## BEGIN Exercise data

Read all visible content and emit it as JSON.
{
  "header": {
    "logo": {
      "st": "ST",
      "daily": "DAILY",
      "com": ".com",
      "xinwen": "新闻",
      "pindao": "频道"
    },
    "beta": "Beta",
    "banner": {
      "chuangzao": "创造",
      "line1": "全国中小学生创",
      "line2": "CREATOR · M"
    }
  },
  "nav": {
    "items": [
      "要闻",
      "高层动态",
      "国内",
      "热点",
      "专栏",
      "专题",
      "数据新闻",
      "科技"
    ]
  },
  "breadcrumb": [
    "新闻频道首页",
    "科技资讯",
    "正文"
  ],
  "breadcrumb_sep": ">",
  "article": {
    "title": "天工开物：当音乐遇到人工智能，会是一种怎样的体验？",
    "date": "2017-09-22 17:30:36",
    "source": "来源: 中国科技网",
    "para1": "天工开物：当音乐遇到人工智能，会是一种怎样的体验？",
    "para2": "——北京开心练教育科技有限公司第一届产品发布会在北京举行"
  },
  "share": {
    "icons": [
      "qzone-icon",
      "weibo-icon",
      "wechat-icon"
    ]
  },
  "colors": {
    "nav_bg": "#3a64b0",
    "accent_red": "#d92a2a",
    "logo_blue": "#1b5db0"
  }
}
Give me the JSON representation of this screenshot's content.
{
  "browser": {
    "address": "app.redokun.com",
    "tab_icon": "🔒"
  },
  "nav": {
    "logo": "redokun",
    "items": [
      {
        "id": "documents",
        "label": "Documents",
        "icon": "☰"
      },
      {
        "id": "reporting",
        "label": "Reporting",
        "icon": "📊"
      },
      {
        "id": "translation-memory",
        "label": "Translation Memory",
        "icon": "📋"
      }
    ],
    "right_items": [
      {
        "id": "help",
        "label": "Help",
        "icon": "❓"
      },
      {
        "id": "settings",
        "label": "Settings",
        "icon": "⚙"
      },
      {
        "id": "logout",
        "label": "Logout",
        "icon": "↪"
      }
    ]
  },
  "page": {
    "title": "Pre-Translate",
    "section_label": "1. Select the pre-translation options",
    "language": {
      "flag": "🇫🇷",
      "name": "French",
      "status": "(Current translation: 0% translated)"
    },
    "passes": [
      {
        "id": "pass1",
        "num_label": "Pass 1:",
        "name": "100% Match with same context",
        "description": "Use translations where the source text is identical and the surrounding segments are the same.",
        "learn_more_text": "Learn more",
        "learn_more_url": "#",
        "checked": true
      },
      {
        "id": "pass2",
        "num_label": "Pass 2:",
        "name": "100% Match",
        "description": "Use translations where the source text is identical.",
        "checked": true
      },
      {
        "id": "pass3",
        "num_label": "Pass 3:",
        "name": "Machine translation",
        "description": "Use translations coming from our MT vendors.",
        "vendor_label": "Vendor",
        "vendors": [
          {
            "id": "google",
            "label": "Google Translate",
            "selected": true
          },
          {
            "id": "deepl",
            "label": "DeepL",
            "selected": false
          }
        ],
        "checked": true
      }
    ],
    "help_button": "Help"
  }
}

## END Exercise data

_To be done:_
Say the number of lines in the listing that hold "same", with no added words.

_Expected answer:_
2